MATERIAL TO PROCESS ::
•••••
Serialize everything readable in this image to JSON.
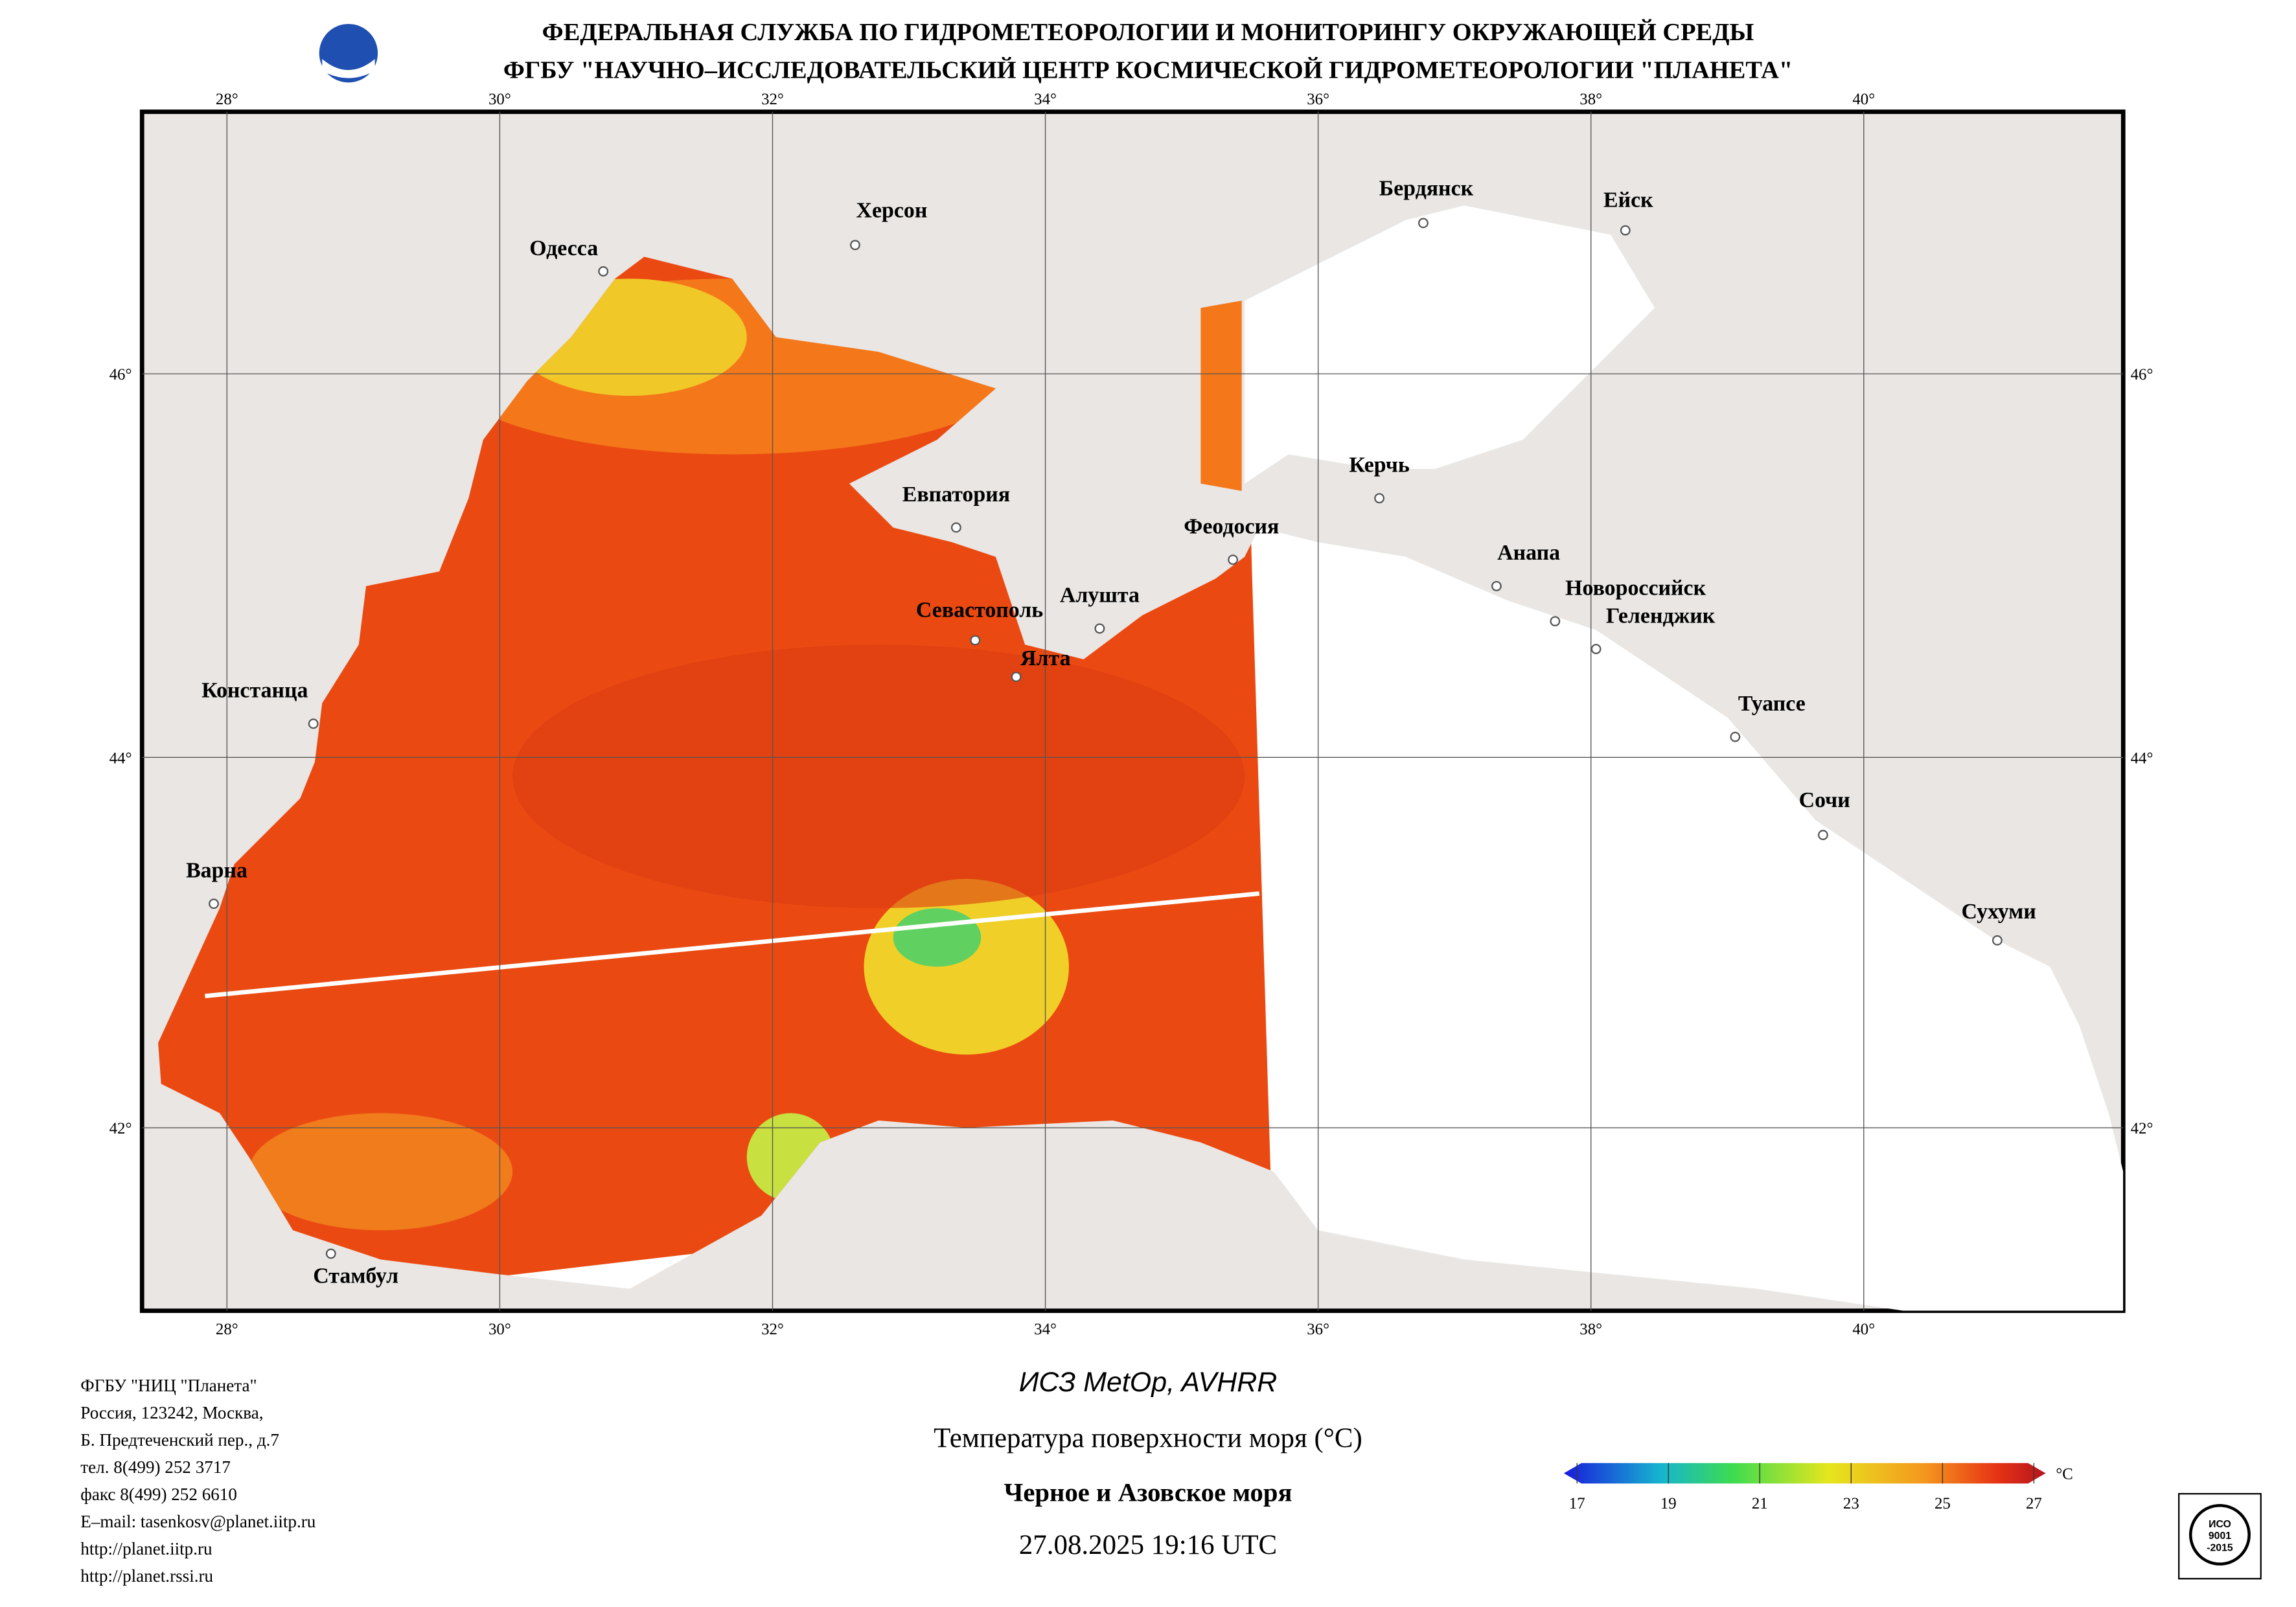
{
  "header": {
    "line1": "ФЕДЕРАЛЬНАЯ СЛУЖБА ПО ГИДРОМЕТЕОРОЛОГИИ И МОНИТОРИНГУ ОКРУЖАЮЩЕЙ СРЕДЫ",
    "line2": "ФГБУ \"НАУЧНО–ИССЛЕДОВАТЕЛЬСКИЙ ЦЕНТР КОСМИЧЕСКОЙ ГИДРОМЕТЕОРОЛОГИИ \"ПЛАНЕТА\""
  },
  "map": {
    "longitudes": [
      "28°",
      "30°",
      "32°",
      "34°",
      "36°",
      "38°",
      "40°"
    ],
    "latitudes": [
      "46°",
      "44°",
      "42°"
    ],
    "cities": [
      "Одесса",
      "Херсон",
      "Бердянск",
      "Ейск",
      "Евпатория",
      "Керчь",
      "Феодосия",
      "Анапа",
      "Новороссийск",
      "Геленджик",
      "Севастополь",
      "Алушта",
      "Ялта",
      "Констанца",
      "Туапсе",
      "Сочи",
      "Варна",
      "Сухуми",
      "Стамбул"
    ]
  },
  "footer": {
    "org": [
      "ФГБУ \"НИЦ \"Планета\"",
      "Россия, 123242, Москва,",
      "Б. Предтеченский пер., д.7",
      "тел. 8(499) 252 3717",
      "факс 8(499) 252 6610",
      "E–mail: tasenkosv@planet.iitp.ru",
      "http://planet.iitp.ru",
      "http://planet.rssi.ru"
    ],
    "satellite": "ИСЗ MetOp, AVHRR",
    "parameter": "Температура поверхности моря (°C)",
    "region": "Черное и Азовское моря",
    "datetime": "27.08.2025 19:16 UTC",
    "iso": [
      "ИСО",
      "9001",
      "-2015"
    ]
  },
  "colorbar": {
    "ticks": [
      17,
      19,
      21,
      23,
      25,
      27
    ],
    "unit": "°C"
  }
}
•••••
GIVEN PROBLEM :: Pictures are not part of the copy; output everything else in the records exactly.

RESPONSE TO THE EXERCISE ::
Serialize everything readable in this image to JSON.
{
  "header": {
    "line1": "ФЕДЕРАЛЬНАЯ СЛУЖБА ПО ГИДРОМЕТЕОРОЛОГИИ И МОНИТОРИНГУ ОКРУЖАЮЩЕЙ СРЕДЫ",
    "line2": "ФГБУ \"НАУЧНО–ИССЛЕДОВАТЕЛЬСКИЙ ЦЕНТР КОСМИЧЕСКОЙ ГИДРОМЕТЕОРОЛОГИИ \"ПЛАНЕТА\""
  },
  "map": {
    "longitudes": [
      "28°",
      "30°",
      "32°",
      "34°",
      "36°",
      "38°",
      "40°"
    ],
    "latitudes": [
      "46°",
      "44°",
      "42°"
    ],
    "cities": [
      "Одесса",
      "Херсон",
      "Бердянск",
      "Ейск",
      "Евпатория",
      "Керчь",
      "Феодосия",
      "Анапа",
      "Новороссийск",
      "Геленджик",
      "Севастополь",
      "Алушта",
      "Ялта",
      "Констанца",
      "Туапсе",
      "Сочи",
      "Варна",
      "Сухуми",
      "Стамбул"
    ]
  },
  "footer": {
    "org": [
      "ФГБУ \"НИЦ \"Планета\"",
      "Россия, 123242, Москва,",
      "Б. Предтеченский пер., д.7",
      "тел. 8(499) 252 3717",
      "факс 8(499) 252 6610",
      "E–mail: tasenkosv@planet.iitp.ru",
      "http://planet.iitp.ru",
      "http://planet.rssi.ru"
    ],
    "satellite": "ИСЗ MetOp, AVHRR",
    "parameter": "Температура поверхности моря (°C)",
    "region": "Черное и Азовское моря",
    "datetime": "27.08.2025 19:16 UTC",
    "iso": [
      "ИСО",
      "9001",
      "-2015"
    ]
  },
  "colorbar": {
    "ticks": [
      17,
      19,
      21,
      23,
      25,
      27
    ],
    "unit": "°C"
  }
}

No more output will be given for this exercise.